++++ Material provided ++++

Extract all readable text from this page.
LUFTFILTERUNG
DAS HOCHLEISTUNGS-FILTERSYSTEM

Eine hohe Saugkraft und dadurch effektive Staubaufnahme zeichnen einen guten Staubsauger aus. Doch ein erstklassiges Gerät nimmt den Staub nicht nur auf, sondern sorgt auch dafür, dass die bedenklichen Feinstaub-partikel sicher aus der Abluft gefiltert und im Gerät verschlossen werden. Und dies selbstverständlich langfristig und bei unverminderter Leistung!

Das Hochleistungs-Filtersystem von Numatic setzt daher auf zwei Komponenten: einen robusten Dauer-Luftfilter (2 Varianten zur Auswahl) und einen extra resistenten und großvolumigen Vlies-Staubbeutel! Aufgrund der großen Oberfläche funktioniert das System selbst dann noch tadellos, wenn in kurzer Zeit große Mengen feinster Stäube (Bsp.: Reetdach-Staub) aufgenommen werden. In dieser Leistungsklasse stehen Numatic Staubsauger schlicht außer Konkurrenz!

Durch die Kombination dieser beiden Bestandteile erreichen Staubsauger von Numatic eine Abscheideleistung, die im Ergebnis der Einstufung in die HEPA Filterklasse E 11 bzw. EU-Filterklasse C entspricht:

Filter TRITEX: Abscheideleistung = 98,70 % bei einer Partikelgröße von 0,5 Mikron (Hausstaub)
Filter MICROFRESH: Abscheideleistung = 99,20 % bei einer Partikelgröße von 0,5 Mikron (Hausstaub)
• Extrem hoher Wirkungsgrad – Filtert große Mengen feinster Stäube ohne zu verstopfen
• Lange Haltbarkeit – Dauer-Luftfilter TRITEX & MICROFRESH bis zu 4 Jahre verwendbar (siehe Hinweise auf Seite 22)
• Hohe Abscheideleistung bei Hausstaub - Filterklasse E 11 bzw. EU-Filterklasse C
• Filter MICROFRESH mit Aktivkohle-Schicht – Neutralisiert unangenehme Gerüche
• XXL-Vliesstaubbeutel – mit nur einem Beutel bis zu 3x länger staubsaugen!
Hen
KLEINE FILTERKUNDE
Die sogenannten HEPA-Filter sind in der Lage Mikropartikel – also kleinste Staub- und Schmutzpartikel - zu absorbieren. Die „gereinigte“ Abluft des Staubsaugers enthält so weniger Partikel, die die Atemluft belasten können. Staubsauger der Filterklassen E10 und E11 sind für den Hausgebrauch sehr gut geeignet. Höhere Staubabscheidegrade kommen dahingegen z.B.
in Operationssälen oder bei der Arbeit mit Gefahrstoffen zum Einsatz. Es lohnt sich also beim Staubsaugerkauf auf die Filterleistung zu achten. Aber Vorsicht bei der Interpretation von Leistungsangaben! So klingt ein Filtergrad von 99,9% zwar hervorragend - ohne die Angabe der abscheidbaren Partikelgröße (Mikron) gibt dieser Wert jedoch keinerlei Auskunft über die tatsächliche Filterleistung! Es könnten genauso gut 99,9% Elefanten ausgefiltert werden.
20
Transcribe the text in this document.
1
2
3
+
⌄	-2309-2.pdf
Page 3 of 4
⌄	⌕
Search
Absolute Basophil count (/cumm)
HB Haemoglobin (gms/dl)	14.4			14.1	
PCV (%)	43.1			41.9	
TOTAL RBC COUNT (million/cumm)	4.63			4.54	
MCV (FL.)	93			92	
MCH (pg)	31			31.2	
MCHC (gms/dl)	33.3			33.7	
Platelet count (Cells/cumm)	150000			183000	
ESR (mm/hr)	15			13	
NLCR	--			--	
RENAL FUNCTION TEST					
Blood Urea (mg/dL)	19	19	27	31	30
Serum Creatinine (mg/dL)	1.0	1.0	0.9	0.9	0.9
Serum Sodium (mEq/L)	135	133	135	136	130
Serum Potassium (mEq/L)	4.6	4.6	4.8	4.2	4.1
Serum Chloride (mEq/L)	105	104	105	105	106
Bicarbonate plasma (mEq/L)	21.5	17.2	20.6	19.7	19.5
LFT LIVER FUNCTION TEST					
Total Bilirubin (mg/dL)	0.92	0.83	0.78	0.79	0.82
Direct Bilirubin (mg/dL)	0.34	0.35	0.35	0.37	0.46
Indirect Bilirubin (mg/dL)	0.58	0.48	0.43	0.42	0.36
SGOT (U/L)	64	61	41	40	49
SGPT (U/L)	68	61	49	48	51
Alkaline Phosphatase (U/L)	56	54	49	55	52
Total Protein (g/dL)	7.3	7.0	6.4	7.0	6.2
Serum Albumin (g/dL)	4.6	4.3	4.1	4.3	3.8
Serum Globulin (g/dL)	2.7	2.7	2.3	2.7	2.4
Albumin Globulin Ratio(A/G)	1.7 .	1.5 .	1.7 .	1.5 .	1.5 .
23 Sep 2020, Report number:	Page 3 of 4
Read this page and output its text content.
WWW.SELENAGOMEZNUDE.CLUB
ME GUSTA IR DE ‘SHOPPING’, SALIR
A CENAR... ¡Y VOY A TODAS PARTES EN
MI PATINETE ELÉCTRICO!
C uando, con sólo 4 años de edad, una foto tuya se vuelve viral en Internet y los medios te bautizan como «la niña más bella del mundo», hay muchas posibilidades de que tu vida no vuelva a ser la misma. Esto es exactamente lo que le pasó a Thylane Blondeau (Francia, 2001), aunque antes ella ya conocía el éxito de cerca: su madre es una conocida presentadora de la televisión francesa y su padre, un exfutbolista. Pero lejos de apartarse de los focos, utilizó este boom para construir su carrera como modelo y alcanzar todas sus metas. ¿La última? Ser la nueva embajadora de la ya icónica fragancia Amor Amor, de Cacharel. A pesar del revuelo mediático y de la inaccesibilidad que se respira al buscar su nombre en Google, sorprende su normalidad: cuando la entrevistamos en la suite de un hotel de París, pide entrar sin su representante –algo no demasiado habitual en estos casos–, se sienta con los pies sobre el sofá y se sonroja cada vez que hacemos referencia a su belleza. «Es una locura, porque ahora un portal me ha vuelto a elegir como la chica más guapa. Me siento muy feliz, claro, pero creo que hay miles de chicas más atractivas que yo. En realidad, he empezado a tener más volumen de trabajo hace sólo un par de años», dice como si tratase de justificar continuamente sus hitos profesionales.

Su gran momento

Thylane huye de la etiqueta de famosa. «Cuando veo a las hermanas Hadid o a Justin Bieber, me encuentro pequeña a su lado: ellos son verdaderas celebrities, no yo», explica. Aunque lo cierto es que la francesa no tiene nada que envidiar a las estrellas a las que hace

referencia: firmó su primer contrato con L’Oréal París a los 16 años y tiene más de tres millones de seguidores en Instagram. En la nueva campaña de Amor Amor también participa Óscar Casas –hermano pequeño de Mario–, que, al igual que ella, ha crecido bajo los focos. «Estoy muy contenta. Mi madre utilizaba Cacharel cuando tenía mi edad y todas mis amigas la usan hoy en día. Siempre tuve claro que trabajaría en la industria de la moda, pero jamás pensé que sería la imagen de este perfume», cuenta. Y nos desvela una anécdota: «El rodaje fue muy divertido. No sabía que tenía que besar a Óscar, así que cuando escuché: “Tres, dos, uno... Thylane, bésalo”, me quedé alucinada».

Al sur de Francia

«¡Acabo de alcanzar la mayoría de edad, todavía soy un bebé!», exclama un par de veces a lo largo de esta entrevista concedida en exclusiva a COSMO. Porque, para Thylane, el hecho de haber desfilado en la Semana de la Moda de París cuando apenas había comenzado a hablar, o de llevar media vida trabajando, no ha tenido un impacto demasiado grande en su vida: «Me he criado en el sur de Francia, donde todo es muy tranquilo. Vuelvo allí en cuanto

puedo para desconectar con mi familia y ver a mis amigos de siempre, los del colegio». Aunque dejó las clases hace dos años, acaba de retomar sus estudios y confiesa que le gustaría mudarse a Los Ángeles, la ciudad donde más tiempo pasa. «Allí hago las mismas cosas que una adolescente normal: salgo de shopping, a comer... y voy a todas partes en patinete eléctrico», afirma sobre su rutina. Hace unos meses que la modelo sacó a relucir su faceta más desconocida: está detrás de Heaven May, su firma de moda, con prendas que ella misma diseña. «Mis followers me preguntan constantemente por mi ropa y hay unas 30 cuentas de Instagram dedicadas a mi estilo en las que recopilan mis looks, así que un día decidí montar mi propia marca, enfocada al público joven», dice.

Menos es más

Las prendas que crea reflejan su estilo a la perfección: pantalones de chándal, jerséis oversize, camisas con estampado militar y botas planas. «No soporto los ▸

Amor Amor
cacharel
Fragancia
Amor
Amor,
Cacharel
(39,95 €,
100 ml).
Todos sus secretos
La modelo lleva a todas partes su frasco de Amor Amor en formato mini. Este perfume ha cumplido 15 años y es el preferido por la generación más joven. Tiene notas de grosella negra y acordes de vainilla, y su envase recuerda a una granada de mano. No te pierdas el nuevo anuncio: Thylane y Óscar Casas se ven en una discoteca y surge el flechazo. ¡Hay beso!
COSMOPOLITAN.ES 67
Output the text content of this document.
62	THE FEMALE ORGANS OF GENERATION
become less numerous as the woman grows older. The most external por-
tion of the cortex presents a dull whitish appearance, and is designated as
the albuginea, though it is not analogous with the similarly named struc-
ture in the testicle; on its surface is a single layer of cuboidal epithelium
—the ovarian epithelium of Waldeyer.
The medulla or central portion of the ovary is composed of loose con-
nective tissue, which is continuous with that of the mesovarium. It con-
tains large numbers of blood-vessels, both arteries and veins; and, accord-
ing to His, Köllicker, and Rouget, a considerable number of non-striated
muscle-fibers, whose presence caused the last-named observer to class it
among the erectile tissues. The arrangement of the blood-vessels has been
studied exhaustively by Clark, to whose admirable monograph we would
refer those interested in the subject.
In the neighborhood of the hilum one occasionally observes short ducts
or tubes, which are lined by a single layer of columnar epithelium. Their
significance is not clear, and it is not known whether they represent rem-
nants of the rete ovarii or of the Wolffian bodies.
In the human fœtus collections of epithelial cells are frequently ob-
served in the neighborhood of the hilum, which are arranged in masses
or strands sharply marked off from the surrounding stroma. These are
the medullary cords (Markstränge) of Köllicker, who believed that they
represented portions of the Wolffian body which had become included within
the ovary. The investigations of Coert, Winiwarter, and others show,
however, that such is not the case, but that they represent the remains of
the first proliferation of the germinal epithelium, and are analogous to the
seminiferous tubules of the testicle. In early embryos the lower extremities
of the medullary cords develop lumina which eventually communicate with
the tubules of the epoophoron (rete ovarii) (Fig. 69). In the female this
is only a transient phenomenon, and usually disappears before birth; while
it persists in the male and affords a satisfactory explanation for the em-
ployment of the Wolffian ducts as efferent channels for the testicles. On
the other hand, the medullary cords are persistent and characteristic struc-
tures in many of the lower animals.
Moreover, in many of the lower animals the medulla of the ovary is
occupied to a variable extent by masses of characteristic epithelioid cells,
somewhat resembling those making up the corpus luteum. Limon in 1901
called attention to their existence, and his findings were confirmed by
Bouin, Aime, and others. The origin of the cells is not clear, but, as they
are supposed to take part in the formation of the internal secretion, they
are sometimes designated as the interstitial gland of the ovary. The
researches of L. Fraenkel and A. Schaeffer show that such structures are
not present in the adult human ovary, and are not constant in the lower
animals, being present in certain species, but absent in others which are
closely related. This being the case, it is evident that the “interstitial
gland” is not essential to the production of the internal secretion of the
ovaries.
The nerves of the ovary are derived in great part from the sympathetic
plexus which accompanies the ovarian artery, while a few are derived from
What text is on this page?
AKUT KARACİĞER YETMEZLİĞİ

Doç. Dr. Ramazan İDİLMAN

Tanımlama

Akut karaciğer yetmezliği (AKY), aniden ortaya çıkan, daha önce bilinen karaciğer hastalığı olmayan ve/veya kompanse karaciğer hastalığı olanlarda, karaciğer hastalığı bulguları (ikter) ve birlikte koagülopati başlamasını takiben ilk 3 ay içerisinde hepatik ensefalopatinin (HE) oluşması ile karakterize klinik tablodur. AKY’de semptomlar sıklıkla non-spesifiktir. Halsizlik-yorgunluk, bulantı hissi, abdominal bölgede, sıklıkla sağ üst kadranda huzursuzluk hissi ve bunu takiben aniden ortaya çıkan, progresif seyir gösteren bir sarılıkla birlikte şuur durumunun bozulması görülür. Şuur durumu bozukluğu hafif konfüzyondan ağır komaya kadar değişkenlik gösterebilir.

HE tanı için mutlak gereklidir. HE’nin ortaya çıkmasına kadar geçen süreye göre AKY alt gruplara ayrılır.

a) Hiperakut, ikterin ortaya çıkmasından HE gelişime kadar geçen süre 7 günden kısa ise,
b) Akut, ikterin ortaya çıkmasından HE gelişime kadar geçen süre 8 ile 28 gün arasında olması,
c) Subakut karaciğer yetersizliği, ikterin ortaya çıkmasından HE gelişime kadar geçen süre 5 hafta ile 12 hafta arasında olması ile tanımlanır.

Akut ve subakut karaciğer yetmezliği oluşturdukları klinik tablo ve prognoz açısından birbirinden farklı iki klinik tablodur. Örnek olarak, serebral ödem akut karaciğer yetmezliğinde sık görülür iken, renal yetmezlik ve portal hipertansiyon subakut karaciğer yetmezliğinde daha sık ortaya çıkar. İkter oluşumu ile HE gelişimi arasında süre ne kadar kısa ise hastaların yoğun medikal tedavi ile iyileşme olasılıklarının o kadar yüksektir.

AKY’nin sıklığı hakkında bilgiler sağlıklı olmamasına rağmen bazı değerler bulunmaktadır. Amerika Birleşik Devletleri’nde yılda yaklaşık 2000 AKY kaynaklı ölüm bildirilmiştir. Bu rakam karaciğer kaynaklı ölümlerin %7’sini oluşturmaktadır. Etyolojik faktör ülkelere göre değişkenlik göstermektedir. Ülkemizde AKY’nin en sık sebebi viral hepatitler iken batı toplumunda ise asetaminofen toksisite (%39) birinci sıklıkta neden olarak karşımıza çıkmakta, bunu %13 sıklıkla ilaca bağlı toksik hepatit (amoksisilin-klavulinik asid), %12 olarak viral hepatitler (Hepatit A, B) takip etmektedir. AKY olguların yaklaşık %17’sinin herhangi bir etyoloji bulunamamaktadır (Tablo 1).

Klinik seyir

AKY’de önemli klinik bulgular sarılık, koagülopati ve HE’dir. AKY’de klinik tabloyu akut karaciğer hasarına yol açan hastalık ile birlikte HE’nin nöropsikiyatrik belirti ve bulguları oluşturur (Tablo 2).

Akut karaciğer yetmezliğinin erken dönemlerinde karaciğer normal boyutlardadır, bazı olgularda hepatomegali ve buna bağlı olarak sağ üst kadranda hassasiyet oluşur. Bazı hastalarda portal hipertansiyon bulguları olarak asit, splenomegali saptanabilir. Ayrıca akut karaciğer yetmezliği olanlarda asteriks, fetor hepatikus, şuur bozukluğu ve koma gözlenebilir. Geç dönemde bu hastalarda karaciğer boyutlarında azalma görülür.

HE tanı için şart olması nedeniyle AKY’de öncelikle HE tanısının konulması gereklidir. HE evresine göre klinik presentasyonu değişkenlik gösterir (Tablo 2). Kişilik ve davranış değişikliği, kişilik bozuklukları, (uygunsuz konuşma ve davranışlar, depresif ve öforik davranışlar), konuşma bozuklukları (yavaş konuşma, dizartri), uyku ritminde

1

++++

Of all the entries above, how many lines contain the string "they"? Answer with the number only.

Reply | 5